» Work to complete
Pull out every line of the listing below where "What" appears.

A block of data:
## Begin
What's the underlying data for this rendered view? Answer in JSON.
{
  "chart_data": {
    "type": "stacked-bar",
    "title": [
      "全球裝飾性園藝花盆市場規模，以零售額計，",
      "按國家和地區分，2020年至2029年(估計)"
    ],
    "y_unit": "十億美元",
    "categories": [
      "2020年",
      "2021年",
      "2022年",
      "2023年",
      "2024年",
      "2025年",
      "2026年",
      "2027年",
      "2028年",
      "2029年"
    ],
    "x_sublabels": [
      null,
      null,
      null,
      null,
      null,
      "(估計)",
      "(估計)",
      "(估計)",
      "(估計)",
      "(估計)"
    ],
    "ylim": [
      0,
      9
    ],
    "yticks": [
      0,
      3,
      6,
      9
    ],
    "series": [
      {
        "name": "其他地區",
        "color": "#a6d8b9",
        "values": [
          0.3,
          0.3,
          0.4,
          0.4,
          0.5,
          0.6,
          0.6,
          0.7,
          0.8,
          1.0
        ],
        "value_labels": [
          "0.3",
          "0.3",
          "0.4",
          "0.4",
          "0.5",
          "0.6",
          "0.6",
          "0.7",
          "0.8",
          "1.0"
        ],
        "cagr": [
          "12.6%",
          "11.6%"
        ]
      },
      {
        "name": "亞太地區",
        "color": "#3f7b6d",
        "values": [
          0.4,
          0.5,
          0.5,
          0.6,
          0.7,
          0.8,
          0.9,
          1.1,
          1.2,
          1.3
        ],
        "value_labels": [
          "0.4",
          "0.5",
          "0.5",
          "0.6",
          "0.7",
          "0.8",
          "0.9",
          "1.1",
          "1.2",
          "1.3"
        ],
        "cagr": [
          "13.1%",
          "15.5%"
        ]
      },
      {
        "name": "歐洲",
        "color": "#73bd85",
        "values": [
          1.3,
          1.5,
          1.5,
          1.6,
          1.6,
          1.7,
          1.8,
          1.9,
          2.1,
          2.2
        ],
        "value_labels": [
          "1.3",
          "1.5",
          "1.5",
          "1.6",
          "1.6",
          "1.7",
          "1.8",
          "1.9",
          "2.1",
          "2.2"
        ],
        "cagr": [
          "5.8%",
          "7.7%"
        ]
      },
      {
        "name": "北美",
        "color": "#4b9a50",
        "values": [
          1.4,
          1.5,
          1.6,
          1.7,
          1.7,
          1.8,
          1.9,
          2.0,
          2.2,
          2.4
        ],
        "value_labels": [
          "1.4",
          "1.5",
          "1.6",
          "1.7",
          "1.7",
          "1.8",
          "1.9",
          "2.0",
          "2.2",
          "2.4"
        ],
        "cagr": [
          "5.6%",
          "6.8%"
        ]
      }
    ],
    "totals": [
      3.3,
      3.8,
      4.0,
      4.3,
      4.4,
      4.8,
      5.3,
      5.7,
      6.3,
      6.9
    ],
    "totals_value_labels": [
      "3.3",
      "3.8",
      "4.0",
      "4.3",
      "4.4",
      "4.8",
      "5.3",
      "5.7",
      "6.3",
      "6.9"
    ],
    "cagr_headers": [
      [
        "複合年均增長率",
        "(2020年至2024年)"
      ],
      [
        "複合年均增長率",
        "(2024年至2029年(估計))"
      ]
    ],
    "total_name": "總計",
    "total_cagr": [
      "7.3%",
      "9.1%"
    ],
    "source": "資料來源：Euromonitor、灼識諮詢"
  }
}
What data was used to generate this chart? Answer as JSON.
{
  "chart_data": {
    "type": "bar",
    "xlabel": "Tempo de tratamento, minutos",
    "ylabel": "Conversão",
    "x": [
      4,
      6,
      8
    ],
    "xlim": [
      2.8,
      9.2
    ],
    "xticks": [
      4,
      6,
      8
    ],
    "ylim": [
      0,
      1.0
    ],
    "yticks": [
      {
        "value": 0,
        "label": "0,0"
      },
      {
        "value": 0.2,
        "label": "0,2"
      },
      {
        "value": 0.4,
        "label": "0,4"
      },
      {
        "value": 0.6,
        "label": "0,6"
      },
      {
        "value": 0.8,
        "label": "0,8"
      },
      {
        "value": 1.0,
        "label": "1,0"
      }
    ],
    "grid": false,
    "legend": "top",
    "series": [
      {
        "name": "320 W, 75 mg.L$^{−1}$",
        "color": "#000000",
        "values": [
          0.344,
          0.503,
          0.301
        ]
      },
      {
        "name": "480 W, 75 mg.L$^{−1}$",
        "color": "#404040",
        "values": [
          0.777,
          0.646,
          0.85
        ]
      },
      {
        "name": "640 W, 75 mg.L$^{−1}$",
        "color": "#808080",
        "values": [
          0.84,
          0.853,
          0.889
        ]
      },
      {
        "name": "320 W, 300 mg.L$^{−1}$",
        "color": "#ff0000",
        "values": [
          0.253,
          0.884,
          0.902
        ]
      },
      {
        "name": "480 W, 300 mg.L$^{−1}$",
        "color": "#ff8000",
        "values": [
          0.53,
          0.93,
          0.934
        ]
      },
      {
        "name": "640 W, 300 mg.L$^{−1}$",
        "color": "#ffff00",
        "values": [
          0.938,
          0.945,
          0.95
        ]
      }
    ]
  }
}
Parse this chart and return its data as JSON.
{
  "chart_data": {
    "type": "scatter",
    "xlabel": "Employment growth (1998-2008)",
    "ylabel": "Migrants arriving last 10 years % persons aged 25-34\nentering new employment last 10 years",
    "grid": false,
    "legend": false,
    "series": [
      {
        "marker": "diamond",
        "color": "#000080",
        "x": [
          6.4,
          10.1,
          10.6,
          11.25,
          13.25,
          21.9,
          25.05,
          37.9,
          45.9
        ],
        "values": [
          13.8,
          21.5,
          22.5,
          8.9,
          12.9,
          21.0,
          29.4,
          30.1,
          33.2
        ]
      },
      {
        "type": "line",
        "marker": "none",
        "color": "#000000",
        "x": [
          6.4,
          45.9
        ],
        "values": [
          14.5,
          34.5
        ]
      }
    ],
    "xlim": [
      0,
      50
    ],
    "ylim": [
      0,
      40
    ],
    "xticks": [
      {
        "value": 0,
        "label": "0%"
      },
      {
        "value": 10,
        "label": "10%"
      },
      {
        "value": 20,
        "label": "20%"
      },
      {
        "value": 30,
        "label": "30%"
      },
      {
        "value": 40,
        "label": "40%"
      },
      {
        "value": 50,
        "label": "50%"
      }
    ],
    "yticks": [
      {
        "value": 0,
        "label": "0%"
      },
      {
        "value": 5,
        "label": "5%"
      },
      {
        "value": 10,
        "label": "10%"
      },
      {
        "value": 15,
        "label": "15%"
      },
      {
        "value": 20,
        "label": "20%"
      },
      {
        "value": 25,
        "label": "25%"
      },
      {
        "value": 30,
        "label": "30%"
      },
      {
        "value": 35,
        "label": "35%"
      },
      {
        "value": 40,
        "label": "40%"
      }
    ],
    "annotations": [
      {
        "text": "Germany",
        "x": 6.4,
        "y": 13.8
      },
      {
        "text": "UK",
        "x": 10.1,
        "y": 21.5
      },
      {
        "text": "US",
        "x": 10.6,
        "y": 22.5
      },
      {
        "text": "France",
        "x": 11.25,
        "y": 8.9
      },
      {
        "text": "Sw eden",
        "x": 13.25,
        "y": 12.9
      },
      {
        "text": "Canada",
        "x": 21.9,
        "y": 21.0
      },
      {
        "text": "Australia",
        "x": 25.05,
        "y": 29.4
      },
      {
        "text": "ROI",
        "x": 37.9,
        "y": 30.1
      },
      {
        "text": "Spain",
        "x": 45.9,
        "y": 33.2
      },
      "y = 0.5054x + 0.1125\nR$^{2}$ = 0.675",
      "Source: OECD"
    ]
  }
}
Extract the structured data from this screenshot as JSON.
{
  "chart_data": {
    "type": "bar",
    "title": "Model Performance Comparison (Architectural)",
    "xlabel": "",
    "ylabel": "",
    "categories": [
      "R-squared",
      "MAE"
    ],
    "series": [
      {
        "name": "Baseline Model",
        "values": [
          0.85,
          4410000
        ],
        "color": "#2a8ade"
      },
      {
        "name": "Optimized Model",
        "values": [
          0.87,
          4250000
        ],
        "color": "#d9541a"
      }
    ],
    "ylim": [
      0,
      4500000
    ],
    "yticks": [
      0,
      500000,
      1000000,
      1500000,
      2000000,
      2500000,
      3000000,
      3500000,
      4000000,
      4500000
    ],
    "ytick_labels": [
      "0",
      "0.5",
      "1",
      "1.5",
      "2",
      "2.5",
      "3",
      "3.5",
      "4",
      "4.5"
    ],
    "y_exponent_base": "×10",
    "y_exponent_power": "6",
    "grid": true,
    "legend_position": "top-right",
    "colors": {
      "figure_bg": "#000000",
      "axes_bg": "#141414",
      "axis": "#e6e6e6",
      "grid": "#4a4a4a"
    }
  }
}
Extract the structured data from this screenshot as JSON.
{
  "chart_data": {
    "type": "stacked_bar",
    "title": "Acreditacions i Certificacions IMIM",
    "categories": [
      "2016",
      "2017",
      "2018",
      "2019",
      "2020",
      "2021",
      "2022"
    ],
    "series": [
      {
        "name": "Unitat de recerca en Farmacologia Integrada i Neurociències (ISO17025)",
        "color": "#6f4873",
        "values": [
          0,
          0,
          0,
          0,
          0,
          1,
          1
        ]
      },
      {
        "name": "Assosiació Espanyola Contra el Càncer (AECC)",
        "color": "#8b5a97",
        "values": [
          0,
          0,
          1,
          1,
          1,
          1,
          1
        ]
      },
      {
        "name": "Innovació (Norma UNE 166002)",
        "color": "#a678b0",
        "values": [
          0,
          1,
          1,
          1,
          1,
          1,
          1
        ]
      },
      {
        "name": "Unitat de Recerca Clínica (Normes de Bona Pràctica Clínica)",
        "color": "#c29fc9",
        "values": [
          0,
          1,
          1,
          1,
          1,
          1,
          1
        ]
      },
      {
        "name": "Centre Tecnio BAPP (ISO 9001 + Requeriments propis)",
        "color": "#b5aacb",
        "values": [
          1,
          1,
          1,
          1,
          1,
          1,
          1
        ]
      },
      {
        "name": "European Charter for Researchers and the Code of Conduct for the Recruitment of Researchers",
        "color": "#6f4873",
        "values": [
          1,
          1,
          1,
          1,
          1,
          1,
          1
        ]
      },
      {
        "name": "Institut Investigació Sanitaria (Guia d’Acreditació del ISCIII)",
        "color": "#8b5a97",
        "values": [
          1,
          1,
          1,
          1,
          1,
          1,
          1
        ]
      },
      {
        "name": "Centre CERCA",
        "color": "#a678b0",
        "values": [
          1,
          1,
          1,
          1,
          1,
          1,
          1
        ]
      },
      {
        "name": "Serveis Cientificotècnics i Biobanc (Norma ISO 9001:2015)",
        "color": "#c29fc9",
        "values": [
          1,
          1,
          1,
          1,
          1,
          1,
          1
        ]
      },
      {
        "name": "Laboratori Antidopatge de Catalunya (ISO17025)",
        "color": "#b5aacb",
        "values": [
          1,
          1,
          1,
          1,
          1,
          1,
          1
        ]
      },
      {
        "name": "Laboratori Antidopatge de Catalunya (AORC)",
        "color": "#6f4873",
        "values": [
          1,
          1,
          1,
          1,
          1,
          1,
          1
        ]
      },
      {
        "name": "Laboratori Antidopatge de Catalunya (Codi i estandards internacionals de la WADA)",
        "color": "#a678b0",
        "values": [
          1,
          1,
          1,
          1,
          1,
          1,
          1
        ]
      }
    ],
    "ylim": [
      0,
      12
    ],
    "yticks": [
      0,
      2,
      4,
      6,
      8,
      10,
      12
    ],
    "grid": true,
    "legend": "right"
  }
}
## End
» Output for this exercise
What's the underlying data for this rendered view? Answer in JSON.
What data was used to generate this chart? Answer as JSON.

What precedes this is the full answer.